*The problem*
In the entries that follow, find the word "placeholder" and report each line it is on.
[Begin Information shown]
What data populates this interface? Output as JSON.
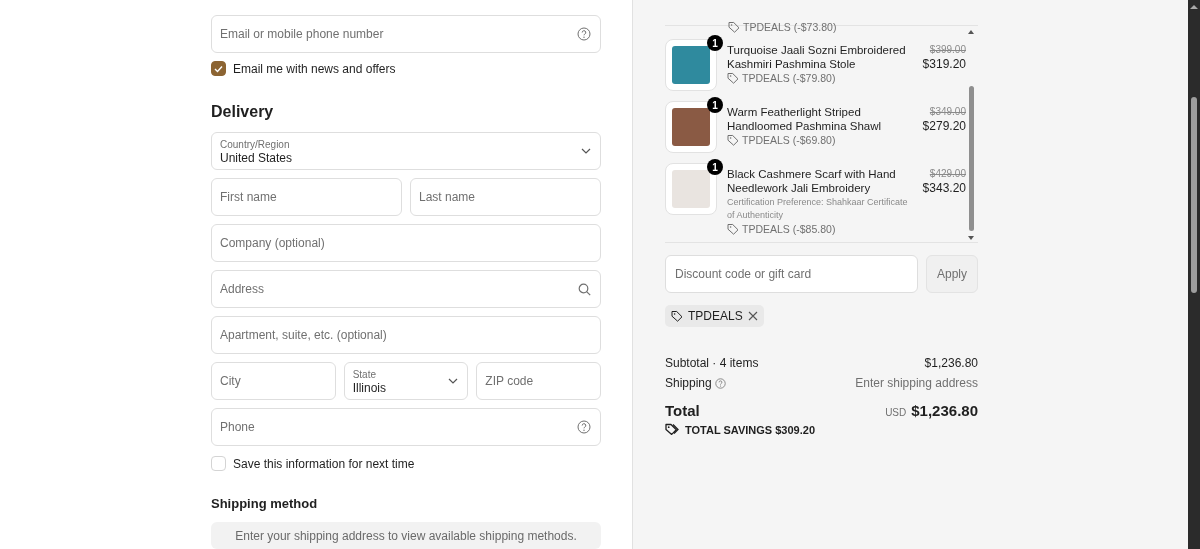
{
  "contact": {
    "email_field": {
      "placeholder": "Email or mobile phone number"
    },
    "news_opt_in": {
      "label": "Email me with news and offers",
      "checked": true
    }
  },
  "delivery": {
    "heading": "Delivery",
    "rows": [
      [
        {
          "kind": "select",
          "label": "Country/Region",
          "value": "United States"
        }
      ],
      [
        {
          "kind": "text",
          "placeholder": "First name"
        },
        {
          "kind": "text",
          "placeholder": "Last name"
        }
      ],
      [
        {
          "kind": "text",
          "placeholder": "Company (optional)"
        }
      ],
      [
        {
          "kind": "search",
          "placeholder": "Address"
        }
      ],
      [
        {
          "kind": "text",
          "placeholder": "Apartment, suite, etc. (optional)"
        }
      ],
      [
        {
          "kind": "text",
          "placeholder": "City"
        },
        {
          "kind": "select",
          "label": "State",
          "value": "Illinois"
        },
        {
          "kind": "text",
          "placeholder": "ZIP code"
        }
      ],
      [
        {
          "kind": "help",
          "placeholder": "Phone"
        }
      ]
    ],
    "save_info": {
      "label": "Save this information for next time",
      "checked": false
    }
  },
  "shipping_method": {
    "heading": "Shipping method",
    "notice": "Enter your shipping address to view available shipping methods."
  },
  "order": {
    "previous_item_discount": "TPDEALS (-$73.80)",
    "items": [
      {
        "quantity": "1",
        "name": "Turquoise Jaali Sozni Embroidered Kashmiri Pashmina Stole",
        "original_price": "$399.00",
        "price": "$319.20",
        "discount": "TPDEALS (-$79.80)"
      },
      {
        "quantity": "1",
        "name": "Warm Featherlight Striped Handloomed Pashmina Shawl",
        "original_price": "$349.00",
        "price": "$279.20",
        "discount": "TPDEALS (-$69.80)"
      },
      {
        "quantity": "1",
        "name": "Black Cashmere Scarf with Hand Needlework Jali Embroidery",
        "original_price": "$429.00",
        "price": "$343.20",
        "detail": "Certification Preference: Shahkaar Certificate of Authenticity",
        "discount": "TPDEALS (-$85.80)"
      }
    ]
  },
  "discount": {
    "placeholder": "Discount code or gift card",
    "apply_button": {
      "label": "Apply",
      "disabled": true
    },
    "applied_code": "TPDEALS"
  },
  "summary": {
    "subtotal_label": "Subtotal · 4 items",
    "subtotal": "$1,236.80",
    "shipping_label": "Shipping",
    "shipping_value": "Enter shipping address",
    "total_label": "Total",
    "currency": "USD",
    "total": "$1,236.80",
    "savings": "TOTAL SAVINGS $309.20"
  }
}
[End Information shown]
*Response*
      "placeholder": "Email or mobile phone number"
          "placeholder": "First name"
          "placeholder": "Last name"
          "placeholder": "Company (optional)"
          "placeholder": "Address"
          "placeholder": "Apartment, suite, etc. (optional)"
          "placeholder": "City"
          "placeholder": "ZIP code"
          "placeholder": "Phone"
    "placeholder": "Discount code or gift card",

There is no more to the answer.